EXERCISE BRIEF: Reproduce all of the data that follows, character for character.

------------------------

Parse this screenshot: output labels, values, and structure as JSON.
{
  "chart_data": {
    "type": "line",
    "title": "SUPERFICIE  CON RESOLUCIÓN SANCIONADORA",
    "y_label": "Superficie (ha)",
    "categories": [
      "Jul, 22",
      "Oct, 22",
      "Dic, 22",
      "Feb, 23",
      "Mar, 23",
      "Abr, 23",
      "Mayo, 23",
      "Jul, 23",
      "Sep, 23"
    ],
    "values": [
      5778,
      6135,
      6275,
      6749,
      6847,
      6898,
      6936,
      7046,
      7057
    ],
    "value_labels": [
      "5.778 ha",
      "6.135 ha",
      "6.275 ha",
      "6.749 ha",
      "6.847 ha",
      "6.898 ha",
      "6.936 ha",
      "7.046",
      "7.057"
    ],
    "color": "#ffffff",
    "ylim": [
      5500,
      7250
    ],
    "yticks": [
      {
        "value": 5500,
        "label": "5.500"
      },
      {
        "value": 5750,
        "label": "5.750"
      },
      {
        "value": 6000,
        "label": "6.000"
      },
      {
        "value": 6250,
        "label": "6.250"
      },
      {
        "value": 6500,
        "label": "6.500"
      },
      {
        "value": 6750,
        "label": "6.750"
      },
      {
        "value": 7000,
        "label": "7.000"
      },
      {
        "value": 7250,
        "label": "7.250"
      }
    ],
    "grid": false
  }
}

------------------------

EXERCISE ANSWER:
Parse this screenshot: output labels, values, and structure as JSON.
{
  "chart_data": {
    "type": "line",
    "title": "SUPERFICIE  CON RESOLUCIÓN SANCIONADORA",
    "y_label": "Superficie (ha)",
    "categories": [
      "Jul, 22",
      "Oct, 22",
      "Dic, 22",
      "Feb, 23",
      "Mar, 23",
      "Abr, 23",
      "Mayo, 23",
      "Jul, 23",
      "Sep, 23"
    ],
    "values": [
      5778,
      6135,
      6275,
      6749,
      6847,
      6898,
      6936,
      7046,
      7057
    ],
    "value_labels": [
      "5.778 ha",
      "6.135 ha",
      "6.275 ha",
      "6.749 ha",
      "6.847 ha",
      "6.898 ha",
      "6.936 ha",
      "7.046",
      "7.057"
    ],
    "color": "#ffffff",
    "ylim": [
      5500,
      7250
    ],
    "yticks": [
      {
        "value": 5500,
        "label": "5.500"
      },
      {
        "value": 5750,
        "label": "5.750"
      },
      {
        "value": 6000,
        "label": "6.000"
      },
      {
        "value": 6250,
        "label": "6.250"
      },
      {
        "value": 6500,
        "label": "6.500"
      },
      {
        "value": 6750,
        "label": "6.750"
      },
      {
        "value": 7000,
        "label": "7.000"
      },
      {
        "value": 7250,
        "label": "7.250"
      }
    ],
    "grid": false
  }
}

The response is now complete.